● Try it: In the budget commentary, what is the new long-term capital gains tax rate?
Text below:
India’s Budget 2024 and Economic Survey suggest trouble ahead

By RN Bhaskar

The Economic Survey was tabled before the Parliament on Monday 22 July 2024.  The next day, the finance minister tabled her Budget proposals. If one goes by the hype surrounding both announcements, India should be cheering.  But . . . there could be trouble ahead.

Take some of the budget proposals.

The Budget is supposed to be much more than an accountant’s balance sheet.  It is meant to signal to the world that the government wants to make India a business- and investment-friendly place.   But the provisions of the budget do quite the opposite.

Capital punishment

Let’s look at capital gains.  The government claims to have streamlined long-term capital gains from three time-slabs to just two.  One is holding listed financial assets such as shares and equity mutual funds for a period of 12 months, and the other, for unlisted financial assets and assets such as real estate and gold for 24 months. But it has also removed the key benefit that investors had – indexation.

Short term capital gains tax has been hiked from 15% earlier to 20% and long-term capital gains tax has been hiked from 10% earlier to 12.5%.

So, on the one hand the government wants the private sector to invest in companies and the capital markets, and on the other it has begun taxing them higher.

Worse, for the second year in running, the government has loaded more taxes on the few Indians who actually pay income tax – only 2.2% of adult population are income taxpayers.  The entire corporate sector pays less taxes than individuals.

True, long-term tax on stocks and equity mutual funds has been exempted for sums up to 1.25 lakh a year.  So, the lowest category of investors has been spared, but not the middle class or the wealthy class.  A nation’s health is often judged on the basis on the comfort and wellbeing of the middle class. People in this segment are being squeezed savagely (https://asiaconverge.com/2021/04/shrinking-middle-class-roil-india-badly/).  As one analyst put it excellently, “The government has actually introduced estate duty clandestinely, for all, not just for the wealthy.”  Thus, India remains a highly unequal society, which the Budget does not address at all.

Now all property sales will involve a tax without indexation.  This is going to hurt investments in the real estate sector.  Or it will thus mean a larger share of black money transactions. Charming way to grow the economy.

Jobs and internships

Just listen to what Jayant Chaudhary Minister of State (Independent Charge), Ministry of Skill Development, and Entrepreneurship has to say in his address on 24 July 2024 on the government’s proposals for creating jobs and improving skills (https://pib.gov.in/PressReleaseIframePage.aspx?PRID=2036246) .
End of Text.
Record excerpts below:
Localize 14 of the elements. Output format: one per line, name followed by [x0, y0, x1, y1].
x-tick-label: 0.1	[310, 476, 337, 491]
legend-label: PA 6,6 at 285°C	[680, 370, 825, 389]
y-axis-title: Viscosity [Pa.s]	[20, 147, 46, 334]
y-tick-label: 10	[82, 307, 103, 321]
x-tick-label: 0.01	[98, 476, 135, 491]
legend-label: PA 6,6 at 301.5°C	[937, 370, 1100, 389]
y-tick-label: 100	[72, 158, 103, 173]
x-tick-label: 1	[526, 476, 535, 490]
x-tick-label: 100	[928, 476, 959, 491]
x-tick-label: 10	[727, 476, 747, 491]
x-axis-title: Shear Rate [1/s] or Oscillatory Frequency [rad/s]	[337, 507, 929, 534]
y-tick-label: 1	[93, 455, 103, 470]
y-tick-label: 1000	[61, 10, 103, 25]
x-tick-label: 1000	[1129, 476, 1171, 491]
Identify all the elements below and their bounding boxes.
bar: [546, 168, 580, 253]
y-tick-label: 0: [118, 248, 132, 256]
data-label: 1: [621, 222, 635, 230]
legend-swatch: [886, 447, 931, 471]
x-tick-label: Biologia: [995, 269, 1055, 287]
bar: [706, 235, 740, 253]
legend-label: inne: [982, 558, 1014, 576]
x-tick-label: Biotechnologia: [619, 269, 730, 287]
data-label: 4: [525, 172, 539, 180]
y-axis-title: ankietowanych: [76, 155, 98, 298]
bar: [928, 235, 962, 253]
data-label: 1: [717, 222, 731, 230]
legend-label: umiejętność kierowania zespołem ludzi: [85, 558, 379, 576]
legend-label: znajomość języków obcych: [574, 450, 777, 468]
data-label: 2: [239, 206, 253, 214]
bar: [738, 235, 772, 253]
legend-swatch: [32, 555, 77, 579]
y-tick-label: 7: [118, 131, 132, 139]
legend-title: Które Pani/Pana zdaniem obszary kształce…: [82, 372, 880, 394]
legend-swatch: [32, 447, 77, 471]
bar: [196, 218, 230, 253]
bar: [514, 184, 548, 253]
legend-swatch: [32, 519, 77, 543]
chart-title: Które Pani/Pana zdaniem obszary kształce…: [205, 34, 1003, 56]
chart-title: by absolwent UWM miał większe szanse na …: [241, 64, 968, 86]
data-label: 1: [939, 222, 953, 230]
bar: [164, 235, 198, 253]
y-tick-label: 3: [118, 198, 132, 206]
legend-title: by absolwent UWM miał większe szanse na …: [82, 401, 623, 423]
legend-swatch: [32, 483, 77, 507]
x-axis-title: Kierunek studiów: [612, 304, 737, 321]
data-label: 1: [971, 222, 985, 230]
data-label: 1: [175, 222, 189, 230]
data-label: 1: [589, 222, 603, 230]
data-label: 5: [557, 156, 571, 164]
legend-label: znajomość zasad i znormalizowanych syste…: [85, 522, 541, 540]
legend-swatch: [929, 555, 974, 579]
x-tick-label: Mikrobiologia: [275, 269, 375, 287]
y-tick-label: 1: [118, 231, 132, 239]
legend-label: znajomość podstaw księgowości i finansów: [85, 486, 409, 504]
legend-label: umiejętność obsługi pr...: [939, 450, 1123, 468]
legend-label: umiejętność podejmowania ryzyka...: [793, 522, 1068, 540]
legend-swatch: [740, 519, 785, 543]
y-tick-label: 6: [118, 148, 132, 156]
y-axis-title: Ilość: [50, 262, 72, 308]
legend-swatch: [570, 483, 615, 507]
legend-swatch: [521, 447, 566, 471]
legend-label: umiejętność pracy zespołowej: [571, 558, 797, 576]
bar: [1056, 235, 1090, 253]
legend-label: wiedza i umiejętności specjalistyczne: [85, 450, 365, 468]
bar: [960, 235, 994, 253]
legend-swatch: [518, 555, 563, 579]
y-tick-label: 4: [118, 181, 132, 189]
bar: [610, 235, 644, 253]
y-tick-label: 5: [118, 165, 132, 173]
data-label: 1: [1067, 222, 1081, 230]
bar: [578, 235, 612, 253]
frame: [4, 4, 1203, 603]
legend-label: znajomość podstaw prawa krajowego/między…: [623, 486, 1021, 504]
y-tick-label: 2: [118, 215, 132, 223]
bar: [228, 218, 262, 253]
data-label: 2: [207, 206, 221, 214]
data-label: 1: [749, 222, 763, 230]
End of Record excerpts.
● Worked solution: 12.5%, up from 10%.